## Challenge
Identify the lines holding "common" and copy them.

## Extracted entries

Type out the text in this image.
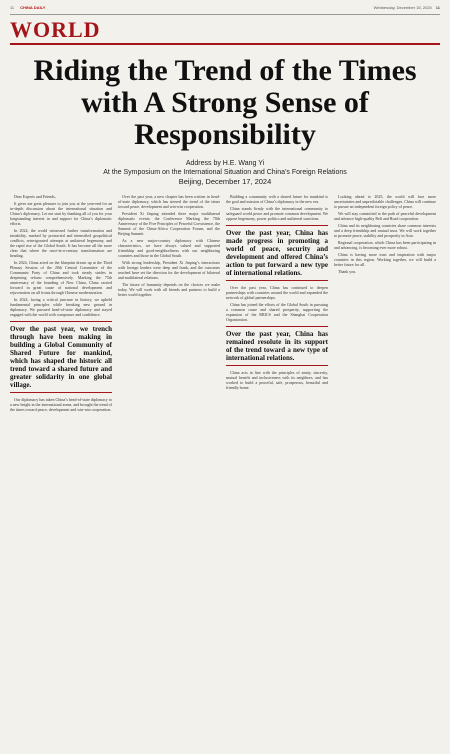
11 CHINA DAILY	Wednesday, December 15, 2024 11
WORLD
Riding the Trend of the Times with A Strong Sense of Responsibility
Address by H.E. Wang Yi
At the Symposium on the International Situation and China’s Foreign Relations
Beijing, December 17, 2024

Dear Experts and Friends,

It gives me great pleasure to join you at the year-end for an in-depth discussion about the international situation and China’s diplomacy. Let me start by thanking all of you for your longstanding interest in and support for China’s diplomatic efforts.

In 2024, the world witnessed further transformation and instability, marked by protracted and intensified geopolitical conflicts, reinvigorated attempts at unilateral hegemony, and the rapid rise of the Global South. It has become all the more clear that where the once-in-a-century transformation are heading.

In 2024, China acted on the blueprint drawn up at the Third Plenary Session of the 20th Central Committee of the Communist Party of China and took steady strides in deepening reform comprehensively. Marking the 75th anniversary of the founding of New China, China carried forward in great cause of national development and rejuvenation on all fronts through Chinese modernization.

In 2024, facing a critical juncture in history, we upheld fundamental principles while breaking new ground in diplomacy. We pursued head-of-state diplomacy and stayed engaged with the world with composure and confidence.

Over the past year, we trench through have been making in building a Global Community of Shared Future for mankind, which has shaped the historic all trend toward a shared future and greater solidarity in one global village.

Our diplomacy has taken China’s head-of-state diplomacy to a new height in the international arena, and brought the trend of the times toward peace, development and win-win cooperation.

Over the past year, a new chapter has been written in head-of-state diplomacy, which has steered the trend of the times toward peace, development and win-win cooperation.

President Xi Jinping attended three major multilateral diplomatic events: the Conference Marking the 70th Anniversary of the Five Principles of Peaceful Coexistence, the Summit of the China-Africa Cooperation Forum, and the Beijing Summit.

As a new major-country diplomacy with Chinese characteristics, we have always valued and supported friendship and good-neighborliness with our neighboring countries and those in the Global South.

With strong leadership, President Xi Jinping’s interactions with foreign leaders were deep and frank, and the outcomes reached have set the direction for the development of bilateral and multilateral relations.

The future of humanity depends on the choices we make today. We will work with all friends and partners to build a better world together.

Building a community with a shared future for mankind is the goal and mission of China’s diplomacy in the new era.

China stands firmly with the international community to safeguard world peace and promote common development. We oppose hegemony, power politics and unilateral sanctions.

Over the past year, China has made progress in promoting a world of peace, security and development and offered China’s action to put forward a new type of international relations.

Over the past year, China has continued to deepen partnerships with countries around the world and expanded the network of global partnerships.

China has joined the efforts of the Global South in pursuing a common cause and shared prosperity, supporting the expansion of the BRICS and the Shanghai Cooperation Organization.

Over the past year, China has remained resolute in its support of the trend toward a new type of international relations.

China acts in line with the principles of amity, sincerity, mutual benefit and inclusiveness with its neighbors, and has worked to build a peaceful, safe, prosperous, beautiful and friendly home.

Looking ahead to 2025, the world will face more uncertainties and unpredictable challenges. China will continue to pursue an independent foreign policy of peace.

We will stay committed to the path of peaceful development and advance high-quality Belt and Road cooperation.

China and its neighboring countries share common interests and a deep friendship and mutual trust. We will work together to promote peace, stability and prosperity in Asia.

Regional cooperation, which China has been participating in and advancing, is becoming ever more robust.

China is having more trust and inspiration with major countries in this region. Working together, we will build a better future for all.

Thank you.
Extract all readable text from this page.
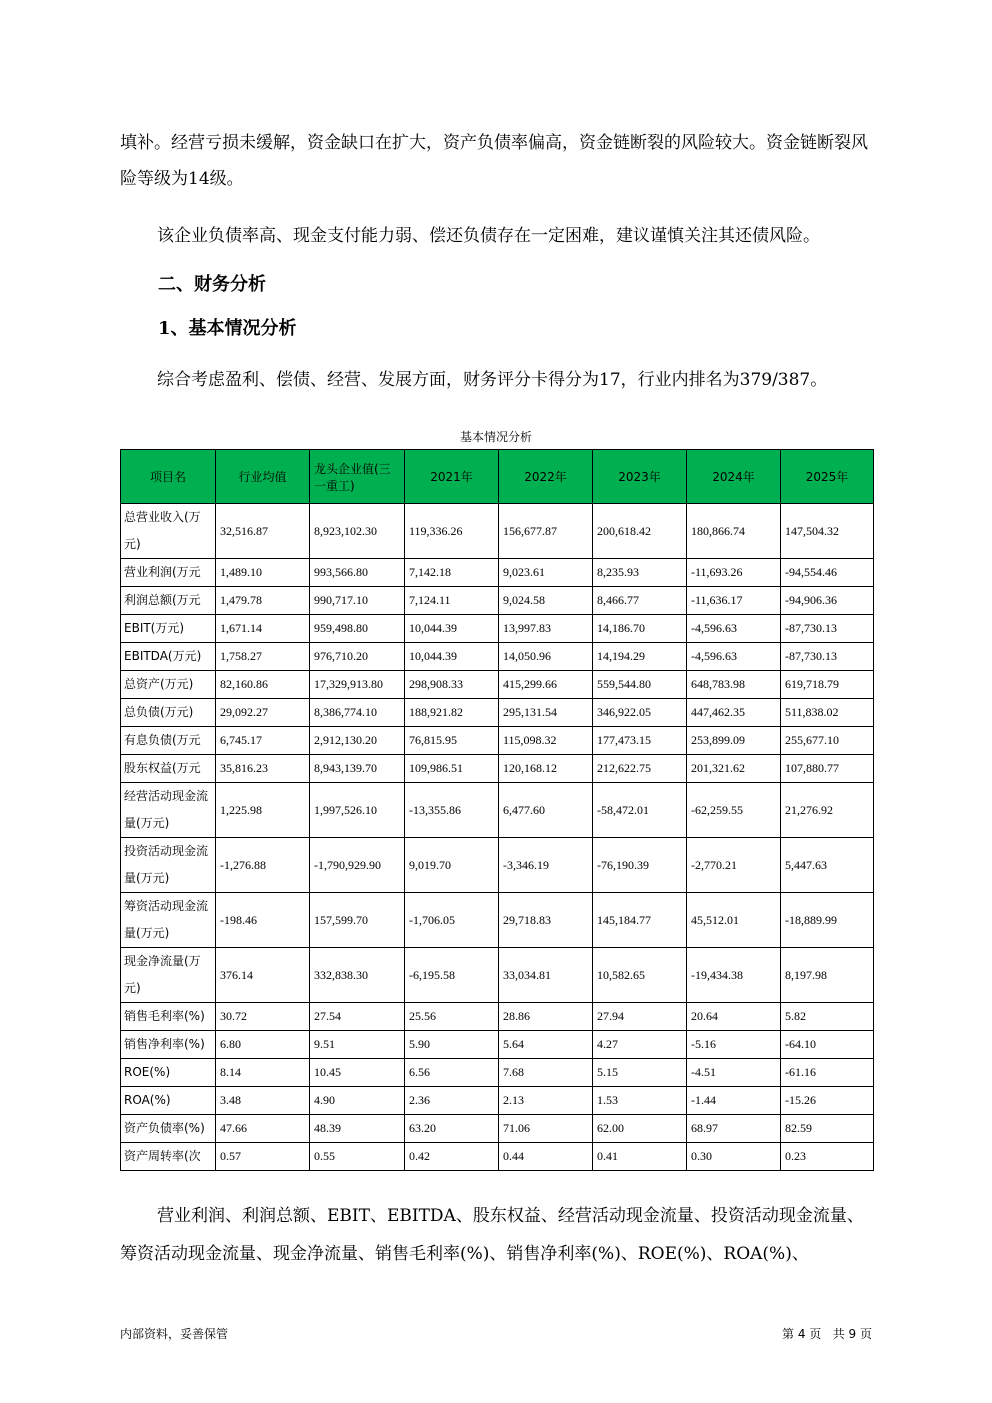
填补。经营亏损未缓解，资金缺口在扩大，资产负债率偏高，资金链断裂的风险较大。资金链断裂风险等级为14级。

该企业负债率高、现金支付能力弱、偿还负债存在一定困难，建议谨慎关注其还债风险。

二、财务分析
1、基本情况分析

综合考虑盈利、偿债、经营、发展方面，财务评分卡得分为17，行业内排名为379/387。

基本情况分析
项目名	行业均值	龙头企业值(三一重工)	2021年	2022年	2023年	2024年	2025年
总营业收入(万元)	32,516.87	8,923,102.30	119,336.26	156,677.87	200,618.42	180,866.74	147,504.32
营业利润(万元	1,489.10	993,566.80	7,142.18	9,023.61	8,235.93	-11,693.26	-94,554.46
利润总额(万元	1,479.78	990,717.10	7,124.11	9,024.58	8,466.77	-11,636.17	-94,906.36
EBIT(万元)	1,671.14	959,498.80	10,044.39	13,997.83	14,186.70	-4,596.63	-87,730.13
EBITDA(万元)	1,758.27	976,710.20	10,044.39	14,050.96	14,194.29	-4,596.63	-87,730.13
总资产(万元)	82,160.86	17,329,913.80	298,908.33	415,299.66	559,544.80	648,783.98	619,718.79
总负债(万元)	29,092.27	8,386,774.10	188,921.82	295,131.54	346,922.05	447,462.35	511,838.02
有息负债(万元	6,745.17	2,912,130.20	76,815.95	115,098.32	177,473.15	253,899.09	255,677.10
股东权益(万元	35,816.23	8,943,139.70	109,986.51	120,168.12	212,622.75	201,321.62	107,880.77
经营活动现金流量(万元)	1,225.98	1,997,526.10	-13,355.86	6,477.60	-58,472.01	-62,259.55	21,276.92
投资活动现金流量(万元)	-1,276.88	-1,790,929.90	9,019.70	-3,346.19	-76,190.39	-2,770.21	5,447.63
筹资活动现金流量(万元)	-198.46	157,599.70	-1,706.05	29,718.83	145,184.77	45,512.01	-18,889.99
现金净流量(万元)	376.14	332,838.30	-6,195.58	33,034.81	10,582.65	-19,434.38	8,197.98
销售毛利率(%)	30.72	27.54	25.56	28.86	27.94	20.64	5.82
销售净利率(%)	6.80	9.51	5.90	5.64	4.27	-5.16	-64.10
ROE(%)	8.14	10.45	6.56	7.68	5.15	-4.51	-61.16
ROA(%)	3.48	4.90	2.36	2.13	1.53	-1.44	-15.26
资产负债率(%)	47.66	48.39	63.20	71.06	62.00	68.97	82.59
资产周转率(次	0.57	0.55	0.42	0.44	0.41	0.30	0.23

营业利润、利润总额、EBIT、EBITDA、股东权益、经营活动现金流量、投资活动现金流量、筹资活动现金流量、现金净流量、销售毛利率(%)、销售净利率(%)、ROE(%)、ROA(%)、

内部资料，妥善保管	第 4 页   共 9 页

==

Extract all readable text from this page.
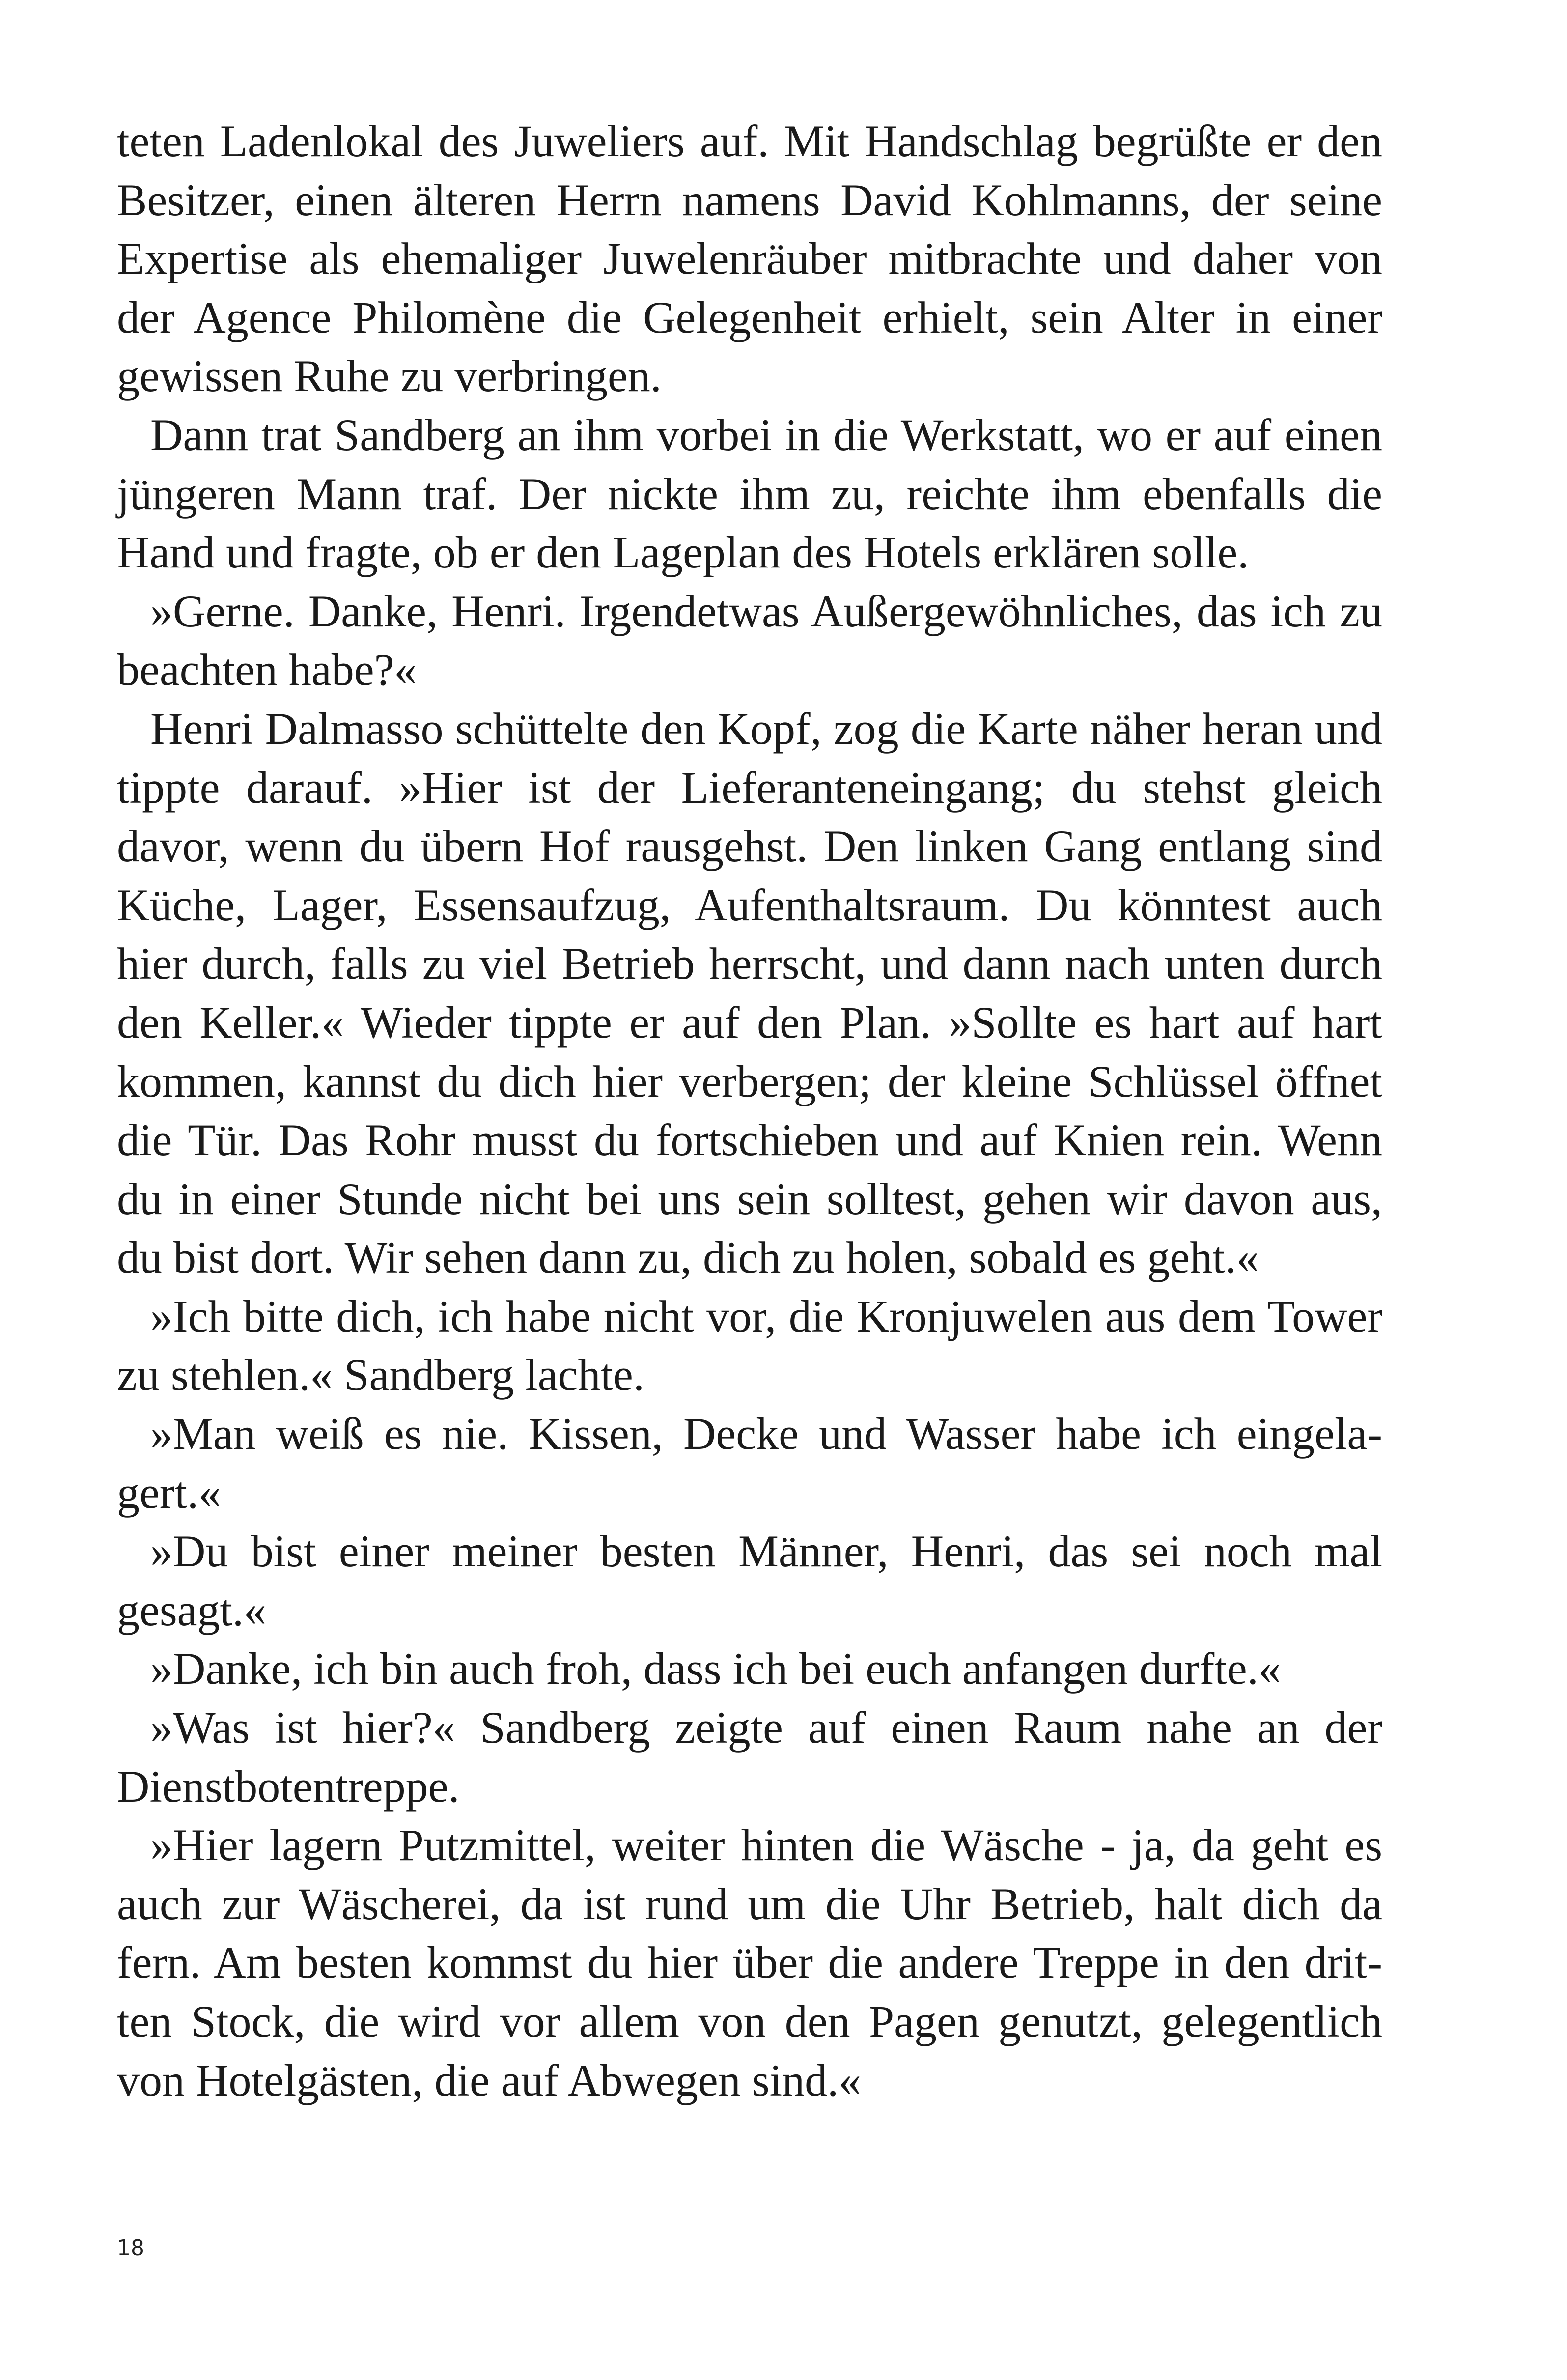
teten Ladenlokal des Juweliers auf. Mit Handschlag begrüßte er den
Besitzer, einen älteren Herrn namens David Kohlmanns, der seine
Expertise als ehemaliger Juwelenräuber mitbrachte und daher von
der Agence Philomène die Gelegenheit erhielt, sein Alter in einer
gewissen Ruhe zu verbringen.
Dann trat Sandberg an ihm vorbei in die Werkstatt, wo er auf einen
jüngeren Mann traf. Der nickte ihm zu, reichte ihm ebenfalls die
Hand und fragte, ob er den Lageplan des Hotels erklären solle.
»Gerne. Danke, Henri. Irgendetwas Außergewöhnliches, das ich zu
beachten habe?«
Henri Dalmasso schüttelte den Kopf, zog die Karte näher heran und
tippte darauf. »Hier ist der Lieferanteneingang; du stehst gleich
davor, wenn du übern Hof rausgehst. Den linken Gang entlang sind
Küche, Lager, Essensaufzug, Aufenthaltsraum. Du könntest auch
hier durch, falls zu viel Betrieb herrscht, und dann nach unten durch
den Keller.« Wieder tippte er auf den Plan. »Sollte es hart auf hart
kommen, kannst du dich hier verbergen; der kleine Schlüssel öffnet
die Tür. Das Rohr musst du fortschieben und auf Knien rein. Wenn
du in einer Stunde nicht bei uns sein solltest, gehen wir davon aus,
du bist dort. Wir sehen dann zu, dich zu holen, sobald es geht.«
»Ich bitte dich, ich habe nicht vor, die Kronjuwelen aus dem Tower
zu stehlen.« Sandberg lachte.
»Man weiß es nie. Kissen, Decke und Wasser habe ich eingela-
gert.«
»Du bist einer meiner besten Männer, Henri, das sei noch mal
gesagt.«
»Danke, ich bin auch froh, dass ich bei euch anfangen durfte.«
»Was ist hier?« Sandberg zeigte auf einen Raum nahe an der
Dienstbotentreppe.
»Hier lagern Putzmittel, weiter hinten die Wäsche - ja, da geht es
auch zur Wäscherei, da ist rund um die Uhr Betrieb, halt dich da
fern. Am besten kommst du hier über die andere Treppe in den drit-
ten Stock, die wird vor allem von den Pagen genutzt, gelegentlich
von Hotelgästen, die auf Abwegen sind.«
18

## Solution
China stands firmly with the international community to safeguard world peace and promote common development. We oppose hegemony, power politics and unilateral sanctions.
China has joined the efforts of the Global South in pursuing a common cause and shared prosperity, supporting the expansion of the BRICS and the Shanghai Cooperation Organization.
China and its neighboring countries share common interests and a deep friendship and mutual trust. We will work together to promote peace, stability and prosperity in Asia.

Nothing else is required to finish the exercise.